-- START --
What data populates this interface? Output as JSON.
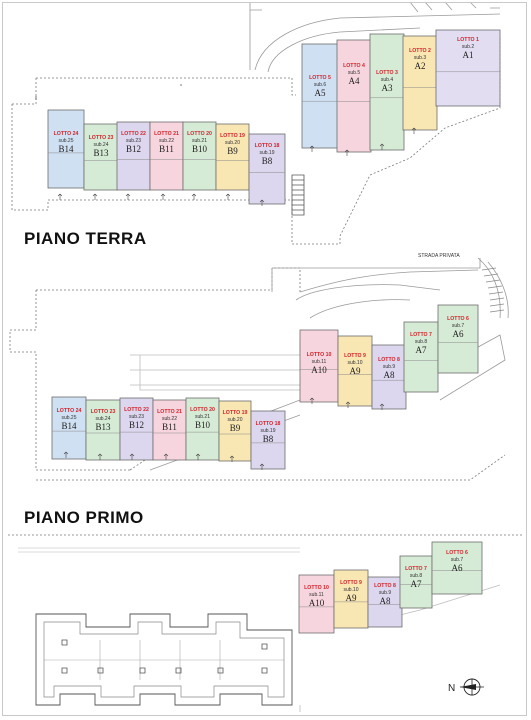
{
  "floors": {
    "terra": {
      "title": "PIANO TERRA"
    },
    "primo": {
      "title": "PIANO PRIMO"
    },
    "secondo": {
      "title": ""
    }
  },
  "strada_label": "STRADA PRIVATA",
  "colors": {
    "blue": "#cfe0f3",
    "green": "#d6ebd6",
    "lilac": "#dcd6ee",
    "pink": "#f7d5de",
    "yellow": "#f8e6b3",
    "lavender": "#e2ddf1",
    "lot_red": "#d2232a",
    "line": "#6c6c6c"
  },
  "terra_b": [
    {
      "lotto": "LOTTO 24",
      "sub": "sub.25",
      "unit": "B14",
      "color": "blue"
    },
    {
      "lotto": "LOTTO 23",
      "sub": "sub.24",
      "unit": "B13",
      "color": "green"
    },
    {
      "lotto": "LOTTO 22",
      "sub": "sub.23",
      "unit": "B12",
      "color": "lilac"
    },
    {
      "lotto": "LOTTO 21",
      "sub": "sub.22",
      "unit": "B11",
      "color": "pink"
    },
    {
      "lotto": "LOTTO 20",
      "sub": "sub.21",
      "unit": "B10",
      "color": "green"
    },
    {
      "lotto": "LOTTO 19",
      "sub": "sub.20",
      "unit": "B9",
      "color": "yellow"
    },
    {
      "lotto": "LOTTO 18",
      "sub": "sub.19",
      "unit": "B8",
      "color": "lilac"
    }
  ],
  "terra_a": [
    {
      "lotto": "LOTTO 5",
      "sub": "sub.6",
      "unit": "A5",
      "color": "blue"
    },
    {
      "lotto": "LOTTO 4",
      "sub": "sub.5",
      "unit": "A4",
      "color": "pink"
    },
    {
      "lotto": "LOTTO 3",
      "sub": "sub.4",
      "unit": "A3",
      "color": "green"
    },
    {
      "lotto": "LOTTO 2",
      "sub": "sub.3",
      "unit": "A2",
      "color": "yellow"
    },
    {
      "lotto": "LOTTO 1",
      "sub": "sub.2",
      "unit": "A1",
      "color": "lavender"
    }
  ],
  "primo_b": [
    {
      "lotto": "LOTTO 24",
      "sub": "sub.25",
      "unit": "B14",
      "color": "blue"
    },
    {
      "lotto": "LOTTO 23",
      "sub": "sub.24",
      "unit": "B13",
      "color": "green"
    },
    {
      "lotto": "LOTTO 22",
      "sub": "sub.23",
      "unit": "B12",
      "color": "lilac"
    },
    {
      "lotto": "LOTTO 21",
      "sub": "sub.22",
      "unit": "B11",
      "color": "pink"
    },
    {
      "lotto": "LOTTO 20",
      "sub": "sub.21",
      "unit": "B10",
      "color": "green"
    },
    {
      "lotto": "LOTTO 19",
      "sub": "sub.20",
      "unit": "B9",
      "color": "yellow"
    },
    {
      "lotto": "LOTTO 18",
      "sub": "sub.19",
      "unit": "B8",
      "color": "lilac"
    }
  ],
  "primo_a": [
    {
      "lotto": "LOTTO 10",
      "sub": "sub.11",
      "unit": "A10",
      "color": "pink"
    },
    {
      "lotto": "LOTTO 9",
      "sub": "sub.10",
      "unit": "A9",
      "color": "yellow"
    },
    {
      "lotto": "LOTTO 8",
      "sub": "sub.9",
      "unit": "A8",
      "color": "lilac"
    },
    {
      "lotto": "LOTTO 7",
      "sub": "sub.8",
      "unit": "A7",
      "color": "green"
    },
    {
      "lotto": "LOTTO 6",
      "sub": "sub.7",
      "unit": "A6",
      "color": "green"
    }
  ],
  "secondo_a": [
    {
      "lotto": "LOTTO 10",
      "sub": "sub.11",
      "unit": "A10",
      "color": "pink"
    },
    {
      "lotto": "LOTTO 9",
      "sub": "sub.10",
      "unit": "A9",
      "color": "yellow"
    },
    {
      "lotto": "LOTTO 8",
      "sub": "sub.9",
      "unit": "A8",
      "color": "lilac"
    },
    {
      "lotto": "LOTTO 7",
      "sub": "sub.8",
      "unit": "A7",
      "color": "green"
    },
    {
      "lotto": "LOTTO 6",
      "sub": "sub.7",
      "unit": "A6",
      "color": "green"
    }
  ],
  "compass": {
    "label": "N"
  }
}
-- END --
- YOUR GOAL -
Exclude the images, then output the data above word for word.

- OUTPUT -
What data populates this interface? Output as JSON.
{
  "floors": {
    "terra": {
      "title": "PIANO TERRA"
    },
    "primo": {
      "title": "PIANO PRIMO"
    },
    "secondo": {
      "title": ""
    }
  },
  "strada_label": "STRADA PRIVATA",
  "colors": {
    "blue": "#cfe0f3",
    "green": "#d6ebd6",
    "lilac": "#dcd6ee",
    "pink": "#f7d5de",
    "yellow": "#f8e6b3",
    "lavender": "#e2ddf1",
    "lot_red": "#d2232a",
    "line": "#6c6c6c"
  },
  "terra_b": [
    {
      "lotto": "LOTTO 24",
      "sub": "sub.25",
      "unit": "B14",
      "color": "blue"
    },
    {
      "lotto": "LOTTO 23",
      "sub": "sub.24",
      "unit": "B13",
      "color": "green"
    },
    {
      "lotto": "LOTTO 22",
      "sub": "sub.23",
      "unit": "B12",
      "color": "lilac"
    },
    {
      "lotto": "LOTTO 21",
      "sub": "sub.22",
      "unit": "B11",
      "color": "pink"
    },
    {
      "lotto": "LOTTO 20",
      "sub": "sub.21",
      "unit": "B10",
      "color": "green"
    },
    {
      "lotto": "LOTTO 19",
      "sub": "sub.20",
      "unit": "B9",
      "color": "yellow"
    },
    {
      "lotto": "LOTTO 18",
      "sub": "sub.19",
      "unit": "B8",
      "color": "lilac"
    }
  ],
  "terra_a": [
    {
      "lotto": "LOTTO 5",
      "sub": "sub.6",
      "unit": "A5",
      "color": "blue"
    },
    {
      "lotto": "LOTTO 4",
      "sub": "sub.5",
      "unit": "A4",
      "color": "pink"
    },
    {
      "lotto": "LOTTO 3",
      "sub": "sub.4",
      "unit": "A3",
      "color": "green"
    },
    {
      "lotto": "LOTTO 2",
      "sub": "sub.3",
      "unit": "A2",
      "color": "yellow"
    },
    {
      "lotto": "LOTTO 1",
      "sub": "sub.2",
      "unit": "A1",
      "color": "lavender"
    }
  ],
  "primo_b": [
    {
      "lotto": "LOTTO 24",
      "sub": "sub.25",
      "unit": "B14",
      "color": "blue"
    },
    {
      "lotto": "LOTTO 23",
      "sub": "sub.24",
      "unit": "B13",
      "color": "green"
    },
    {
      "lotto": "LOTTO 22",
      "sub": "sub.23",
      "unit": "B12",
      "color": "lilac"
    },
    {
      "lotto": "LOTTO 21",
      "sub": "sub.22",
      "unit": "B11",
      "color": "pink"
    },
    {
      "lotto": "LOTTO 20",
      "sub": "sub.21",
      "unit": "B10",
      "color": "green"
    },
    {
      "lotto": "LOTTO 19",
      "sub": "sub.20",
      "unit": "B9",
      "color": "yellow"
    },
    {
      "lotto": "LOTTO 18",
      "sub": "sub.19",
      "unit": "B8",
      "color": "lilac"
    }
  ],
  "primo_a": [
    {
      "lotto": "LOTTO 10",
      "sub": "sub.11",
      "unit": "A10",
      "color": "pink"
    },
    {
      "lotto": "LOTTO 9",
      "sub": "sub.10",
      "unit": "A9",
      "color": "yellow"
    },
    {
      "lotto": "LOTTO 8",
      "sub": "sub.9",
      "unit": "A8",
      "color": "lilac"
    },
    {
      "lotto": "LOTTO 7",
      "sub": "sub.8",
      "unit": "A7",
      "color": "green"
    },
    {
      "lotto": "LOTTO 6",
      "sub": "sub.7",
      "unit": "A6",
      "color": "green"
    }
  ],
  "secondo_a": [
    {
      "lotto": "LOTTO 10",
      "sub": "sub.11",
      "unit": "A10",
      "color": "pink"
    },
    {
      "lotto": "LOTTO 9",
      "sub": "sub.10",
      "unit": "A9",
      "color": "yellow"
    },
    {
      "lotto": "LOTTO 8",
      "sub": "sub.9",
      "unit": "A8",
      "color": "lilac"
    },
    {
      "lotto": "LOTTO 7",
      "sub": "sub.8",
      "unit": "A7",
      "color": "green"
    },
    {
      "lotto": "LOTTO 6",
      "sub": "sub.7",
      "unit": "A6",
      "color": "green"
    }
  ],
  "compass": {
    "label": "N"
  }
}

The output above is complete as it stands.